◆ **Problem details**
Wherever the string "報名連結" occurs in a line of these records, report that line.

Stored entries
(begin)

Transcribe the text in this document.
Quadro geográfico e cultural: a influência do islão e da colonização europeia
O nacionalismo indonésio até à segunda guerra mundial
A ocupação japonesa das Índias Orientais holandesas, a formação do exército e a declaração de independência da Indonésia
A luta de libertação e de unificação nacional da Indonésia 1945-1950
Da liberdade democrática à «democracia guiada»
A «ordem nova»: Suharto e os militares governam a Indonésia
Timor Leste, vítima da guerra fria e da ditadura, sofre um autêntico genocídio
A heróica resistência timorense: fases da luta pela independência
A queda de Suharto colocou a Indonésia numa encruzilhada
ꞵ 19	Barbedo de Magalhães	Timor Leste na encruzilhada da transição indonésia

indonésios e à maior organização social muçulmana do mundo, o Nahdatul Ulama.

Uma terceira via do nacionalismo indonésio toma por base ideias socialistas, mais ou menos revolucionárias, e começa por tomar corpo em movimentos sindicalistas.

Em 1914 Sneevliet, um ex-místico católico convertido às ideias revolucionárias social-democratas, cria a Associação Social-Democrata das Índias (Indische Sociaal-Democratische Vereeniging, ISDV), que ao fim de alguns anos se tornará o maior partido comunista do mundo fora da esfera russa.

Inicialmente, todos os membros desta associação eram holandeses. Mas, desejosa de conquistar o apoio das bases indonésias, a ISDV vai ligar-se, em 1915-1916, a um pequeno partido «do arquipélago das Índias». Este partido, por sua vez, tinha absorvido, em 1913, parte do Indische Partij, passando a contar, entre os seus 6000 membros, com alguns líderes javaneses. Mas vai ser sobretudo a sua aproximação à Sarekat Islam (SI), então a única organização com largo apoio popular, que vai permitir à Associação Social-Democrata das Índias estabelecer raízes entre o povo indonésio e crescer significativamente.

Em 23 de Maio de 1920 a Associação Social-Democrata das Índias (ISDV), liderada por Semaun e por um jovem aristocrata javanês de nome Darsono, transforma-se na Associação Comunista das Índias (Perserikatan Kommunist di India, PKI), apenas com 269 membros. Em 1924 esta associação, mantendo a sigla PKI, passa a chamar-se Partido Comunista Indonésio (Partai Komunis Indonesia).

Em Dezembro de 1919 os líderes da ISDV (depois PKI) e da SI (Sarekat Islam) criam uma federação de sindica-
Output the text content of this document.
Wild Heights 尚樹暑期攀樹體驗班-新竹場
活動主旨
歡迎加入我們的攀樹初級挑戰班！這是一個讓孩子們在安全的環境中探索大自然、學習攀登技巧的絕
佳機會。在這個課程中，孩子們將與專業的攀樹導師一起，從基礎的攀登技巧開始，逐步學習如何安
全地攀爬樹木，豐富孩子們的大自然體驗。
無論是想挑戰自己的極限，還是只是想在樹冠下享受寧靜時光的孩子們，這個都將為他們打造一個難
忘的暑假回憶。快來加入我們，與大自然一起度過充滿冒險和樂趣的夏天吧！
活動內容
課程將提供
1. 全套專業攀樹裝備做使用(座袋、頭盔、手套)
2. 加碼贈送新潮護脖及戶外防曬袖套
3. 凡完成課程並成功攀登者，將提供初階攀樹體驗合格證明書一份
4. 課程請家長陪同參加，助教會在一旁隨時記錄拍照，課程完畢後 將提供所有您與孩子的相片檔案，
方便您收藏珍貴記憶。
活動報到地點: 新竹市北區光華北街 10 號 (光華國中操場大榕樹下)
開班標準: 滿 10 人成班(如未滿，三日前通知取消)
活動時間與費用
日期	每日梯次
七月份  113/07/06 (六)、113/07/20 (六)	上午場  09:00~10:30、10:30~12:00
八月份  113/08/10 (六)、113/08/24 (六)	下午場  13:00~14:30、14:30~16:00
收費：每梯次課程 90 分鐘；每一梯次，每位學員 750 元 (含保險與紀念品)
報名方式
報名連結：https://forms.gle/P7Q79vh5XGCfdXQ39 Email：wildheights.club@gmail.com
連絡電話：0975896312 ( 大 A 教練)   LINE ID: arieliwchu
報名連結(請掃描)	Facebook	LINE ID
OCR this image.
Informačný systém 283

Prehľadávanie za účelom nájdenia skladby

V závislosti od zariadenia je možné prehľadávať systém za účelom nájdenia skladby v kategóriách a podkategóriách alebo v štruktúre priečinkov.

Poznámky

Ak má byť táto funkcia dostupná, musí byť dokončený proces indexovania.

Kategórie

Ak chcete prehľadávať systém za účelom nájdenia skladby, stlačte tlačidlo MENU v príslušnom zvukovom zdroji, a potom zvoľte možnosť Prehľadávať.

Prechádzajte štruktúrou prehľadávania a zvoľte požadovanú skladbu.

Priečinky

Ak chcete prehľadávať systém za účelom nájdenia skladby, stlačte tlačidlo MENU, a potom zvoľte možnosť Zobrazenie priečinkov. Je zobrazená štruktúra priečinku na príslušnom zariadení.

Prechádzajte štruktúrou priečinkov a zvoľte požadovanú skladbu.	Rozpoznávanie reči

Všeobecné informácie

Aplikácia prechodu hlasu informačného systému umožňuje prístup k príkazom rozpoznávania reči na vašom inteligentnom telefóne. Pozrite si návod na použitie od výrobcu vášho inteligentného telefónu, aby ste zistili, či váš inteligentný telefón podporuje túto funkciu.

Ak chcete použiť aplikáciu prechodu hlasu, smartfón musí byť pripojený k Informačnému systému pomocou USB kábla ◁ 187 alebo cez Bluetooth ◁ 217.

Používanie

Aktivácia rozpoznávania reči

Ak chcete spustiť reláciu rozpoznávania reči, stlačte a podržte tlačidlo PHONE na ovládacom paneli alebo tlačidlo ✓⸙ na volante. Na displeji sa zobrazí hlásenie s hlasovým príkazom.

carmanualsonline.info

(end)

◆ **Finished exercise**
報名連結：https://forms.gle/P7Q79vh5XGCfdXQ39 Email：wildheights.club@gmail.com
報名連結(請掃描)	Facebook	LINE ID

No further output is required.